Bankers Are Parasites

Some Republicans are labeling the Democratic Party as the party of parasites. This dialogue comes from the Christian-right who failed to identify Jesus as a revolutionary socialist who had come to restore the Jubilee, and return the land to the Poor, land that had been taken from them by parasitical loan sharks connected with the false priesthood that controlled the corrupt temple system. This is my discovery as a Holy Man who has not collected a dime for the truths God bids me to utter. God demands all church property be sold, and monies be given to help people save their homes from Banker Parasites – that the false teachers protect as a professional courtesy. The Catholic church has always upheld the Kings Tax, which is one reason they are against birth control – because every penny and every peasent – counts! Paraisites need fresh Hosts!

Jon the Nazarite

Communism was a public relations gift to the bankers. By diverting the dialogue to “controlled versus free markets” it obscured the bankers’ real intent—to insert debt into every aspect of free markets. The bankers’ overwhelming success however would destroy both the bankers and the free markets on which they preyed.
Parasitoidism is the relationship between a host and parasite where the host is ultimately killed by the parasite. This is what is happening to the US . Once the most powerful and productive economy in the world, the US , indebted by bankers and government spending beyond its ability to repay, is headed towards sovereign bankruptcy.

PARASITE HOST COLLAPSE
When central banking was introduced in England in 1694 and in the US in 1913, it could not have been foreseen that the spread of credit based money would lead to such levels of indebtedness that systemic collapse would be a possibility, let alone occur.
Only time would make that fact apparent and it now appears that sufficient time has passed.

[Labeled region entries]
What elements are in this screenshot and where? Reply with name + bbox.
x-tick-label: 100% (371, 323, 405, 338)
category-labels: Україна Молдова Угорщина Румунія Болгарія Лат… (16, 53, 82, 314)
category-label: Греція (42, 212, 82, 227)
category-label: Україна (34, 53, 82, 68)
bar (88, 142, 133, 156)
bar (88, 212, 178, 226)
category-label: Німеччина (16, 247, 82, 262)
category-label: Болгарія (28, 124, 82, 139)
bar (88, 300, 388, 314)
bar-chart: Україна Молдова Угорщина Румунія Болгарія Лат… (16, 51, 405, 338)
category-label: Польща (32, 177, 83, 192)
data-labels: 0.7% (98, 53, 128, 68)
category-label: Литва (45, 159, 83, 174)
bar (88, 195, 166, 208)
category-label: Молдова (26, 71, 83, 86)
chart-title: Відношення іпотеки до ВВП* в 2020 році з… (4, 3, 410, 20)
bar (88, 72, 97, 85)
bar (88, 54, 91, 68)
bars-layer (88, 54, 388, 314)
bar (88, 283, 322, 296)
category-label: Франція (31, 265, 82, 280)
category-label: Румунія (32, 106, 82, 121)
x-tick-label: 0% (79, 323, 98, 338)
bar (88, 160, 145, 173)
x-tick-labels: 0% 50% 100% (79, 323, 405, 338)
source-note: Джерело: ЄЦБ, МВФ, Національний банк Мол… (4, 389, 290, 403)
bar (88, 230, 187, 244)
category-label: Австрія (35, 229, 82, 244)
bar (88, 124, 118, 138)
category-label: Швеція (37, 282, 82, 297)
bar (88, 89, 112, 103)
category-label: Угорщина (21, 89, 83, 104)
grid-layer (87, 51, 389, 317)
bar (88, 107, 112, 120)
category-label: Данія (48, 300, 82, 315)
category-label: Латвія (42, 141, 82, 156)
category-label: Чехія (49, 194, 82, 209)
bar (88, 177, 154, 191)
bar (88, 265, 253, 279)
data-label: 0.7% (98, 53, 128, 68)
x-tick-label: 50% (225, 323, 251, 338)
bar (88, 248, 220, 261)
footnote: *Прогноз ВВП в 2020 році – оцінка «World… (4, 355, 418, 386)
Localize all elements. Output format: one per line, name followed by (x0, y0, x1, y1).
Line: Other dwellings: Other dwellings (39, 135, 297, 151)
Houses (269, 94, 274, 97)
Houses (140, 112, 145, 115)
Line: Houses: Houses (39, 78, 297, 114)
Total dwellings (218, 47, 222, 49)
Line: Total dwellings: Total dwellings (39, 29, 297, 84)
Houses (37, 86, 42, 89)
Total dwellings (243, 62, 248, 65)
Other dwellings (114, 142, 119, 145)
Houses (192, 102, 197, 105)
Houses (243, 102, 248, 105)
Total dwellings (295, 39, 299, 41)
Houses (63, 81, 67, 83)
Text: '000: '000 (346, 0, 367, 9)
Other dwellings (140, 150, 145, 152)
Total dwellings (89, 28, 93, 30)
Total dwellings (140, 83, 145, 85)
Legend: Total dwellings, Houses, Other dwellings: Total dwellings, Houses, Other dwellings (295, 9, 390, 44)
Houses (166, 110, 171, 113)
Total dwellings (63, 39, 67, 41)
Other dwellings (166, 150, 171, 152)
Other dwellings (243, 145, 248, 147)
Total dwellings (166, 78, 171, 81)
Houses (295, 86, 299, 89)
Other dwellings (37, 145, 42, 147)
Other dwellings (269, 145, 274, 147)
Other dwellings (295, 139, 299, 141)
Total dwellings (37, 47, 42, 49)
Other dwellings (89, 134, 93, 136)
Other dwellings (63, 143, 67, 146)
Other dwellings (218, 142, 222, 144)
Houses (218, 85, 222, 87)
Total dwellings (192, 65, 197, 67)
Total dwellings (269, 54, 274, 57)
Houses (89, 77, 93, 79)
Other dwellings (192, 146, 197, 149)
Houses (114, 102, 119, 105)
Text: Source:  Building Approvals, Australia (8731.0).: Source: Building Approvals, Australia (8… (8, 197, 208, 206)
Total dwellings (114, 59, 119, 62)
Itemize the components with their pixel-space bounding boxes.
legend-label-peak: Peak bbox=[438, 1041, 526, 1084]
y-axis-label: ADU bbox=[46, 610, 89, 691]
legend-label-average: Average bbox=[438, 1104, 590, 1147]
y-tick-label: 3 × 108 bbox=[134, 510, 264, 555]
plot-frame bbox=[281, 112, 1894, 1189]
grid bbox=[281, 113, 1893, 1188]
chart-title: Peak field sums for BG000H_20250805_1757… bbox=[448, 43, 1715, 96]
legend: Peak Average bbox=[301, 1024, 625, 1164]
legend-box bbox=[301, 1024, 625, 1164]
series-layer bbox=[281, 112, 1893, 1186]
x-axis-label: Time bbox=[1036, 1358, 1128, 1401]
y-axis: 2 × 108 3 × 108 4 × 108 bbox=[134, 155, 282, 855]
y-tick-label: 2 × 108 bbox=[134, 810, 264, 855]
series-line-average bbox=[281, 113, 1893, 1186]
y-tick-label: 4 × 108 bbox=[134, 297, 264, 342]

> **Problems to work on**
1. How many lines of the entries contain the string "grid", with case counting? Give only the number.
2. Pick up the essay on bankers as parasites after its final sentence and keep writing it.
These entries are unrelated to the essay on bankers as parasites.

> **Written answers**
1. 2

2.
The economist Hyman Minsky described the three sequential steps of debt in capital markets in his Financial Instability Hypothesis.
Three distinct income-debt relations for economic units, which are labeled as hedge, speculative, and Ponzi finance, can be identified. Hedge financing units are those which can fulfill all of their contractual payment obligations by their cash flows: the greater the weight of equity financing in the liability structure, the greater the likelihood that the unit is a hedge financing unit. Speculative finance units are units that can meet their payment commitments on ‘income account’ on their liabilities, even as they cannot repay the principal out of income cash flows. Such units need to ‘roll over’ their liabilities – issue new debt to meet commitments on maturing debt. For Ponzi units , the cash flows from operations are not sufficient to fill either the repayment of principal or the interest on outstanding debts by their cash flows from operations. Such units can sell assets or borrow. Borrowing to pay interest or selling assets to pay interest (and even dividends) on common stocks lowers the equity of a unit, even as it increases liabilities and the prior commitment of future incomes.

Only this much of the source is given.